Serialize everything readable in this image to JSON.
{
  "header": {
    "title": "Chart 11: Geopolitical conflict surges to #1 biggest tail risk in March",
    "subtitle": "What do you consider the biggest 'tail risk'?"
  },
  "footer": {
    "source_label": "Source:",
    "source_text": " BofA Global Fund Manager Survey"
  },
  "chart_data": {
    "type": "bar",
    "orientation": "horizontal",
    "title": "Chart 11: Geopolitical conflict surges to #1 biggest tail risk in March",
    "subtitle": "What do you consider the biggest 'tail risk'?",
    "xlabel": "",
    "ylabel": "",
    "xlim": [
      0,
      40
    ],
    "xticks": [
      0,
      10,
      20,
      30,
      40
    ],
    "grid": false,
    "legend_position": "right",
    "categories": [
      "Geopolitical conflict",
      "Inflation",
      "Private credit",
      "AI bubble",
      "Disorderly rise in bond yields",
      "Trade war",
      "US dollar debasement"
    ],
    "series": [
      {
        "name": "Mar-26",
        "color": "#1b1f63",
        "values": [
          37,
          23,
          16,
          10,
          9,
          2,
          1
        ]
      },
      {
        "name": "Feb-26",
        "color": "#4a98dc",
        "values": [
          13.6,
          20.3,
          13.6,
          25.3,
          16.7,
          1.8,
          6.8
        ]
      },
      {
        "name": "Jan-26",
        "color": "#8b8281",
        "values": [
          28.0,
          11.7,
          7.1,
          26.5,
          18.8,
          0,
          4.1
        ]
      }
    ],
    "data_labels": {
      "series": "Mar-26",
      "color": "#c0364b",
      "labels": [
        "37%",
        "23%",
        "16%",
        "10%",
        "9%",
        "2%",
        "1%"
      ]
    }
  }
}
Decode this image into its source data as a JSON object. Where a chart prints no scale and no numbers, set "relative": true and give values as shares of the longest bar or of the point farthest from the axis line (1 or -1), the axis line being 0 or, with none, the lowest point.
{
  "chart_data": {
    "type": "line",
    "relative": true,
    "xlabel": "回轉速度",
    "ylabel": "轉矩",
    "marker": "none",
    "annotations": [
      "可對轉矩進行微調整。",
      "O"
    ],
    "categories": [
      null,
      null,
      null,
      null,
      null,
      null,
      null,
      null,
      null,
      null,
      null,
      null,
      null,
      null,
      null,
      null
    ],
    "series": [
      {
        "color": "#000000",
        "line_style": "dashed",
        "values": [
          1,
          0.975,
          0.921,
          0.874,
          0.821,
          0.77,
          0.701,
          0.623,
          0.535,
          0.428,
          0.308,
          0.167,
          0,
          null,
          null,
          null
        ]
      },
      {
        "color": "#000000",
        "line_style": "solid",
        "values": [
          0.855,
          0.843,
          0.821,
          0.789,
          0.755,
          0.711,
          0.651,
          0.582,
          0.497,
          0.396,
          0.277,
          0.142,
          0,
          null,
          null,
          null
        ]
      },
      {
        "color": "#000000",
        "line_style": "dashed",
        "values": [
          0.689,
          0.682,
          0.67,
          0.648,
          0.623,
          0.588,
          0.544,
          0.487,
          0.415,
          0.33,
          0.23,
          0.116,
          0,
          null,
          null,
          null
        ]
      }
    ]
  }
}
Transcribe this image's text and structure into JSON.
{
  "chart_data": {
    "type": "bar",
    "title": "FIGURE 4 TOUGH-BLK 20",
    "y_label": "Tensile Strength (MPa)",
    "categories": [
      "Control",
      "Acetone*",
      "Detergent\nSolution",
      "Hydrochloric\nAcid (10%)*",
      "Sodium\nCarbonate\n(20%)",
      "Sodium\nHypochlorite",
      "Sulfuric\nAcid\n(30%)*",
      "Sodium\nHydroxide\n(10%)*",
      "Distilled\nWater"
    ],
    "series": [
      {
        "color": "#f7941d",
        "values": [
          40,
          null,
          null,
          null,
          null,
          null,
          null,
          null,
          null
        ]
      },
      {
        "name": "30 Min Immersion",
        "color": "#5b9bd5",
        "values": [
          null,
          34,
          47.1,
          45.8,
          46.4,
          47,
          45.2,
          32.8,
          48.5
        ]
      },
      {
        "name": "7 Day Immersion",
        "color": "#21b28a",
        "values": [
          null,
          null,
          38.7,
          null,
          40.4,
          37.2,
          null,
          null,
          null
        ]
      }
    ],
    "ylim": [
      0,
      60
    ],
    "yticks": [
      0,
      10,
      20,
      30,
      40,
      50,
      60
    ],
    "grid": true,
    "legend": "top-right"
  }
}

━━━

*Given request:* Through the last line of the entries above, beginning at the line containing "Transcribe this image's", transcribe each line exactly, both ends included and nothing more.

*Solved exercise:*
Transcribe this image's text and structure into JSON.
{
  "chart_data": {
    "type": "bar",
    "title": "FIGURE 4 TOUGH-BLK 20",
    "y_label": "Tensile Strength (MPa)",
    "categories": [
      "Control",
      "Acetone*",
      "Detergent\nSolution",
      "Hydrochloric\nAcid (10%)*",
      "Sodium\nCarbonate\n(20%)",
      "Sodium\nHypochlorite",
      "Sulfuric\nAcid\n(30%)*",
      "Sodium\nHydroxide\n(10%)*",
      "Distilled\nWater"
    ],
    "series": [
      {
        "color": "#f7941d",
        "values": [
          40,
          null,
          null,
          null,
          null,
          null,
          null,
          null,
          null
        ]
      },
      {
        "name": "30 Min Immersion",
        "color": "#5b9bd5",
        "values": [
          null,
          34,
          47.1,
          45.8,
          46.4,
          47,
          45.2,
          32.8,
          48.5
        ]
      },
      {
        "name": "7 Day Immersion",
        "color": "#21b28a",
        "values": [
          null,
          null,
          38.7,
          null,
          40.4,
          37.2,
          null,
          null,
          null
        ]
      }
    ],
    "ylim": [
      0,
      60
    ],
    "yticks": [
      0,
      10,
      20,
      30,
      40,
      50,
      60
    ],
    "grid": true,
    "legend": "top-right"
  }
}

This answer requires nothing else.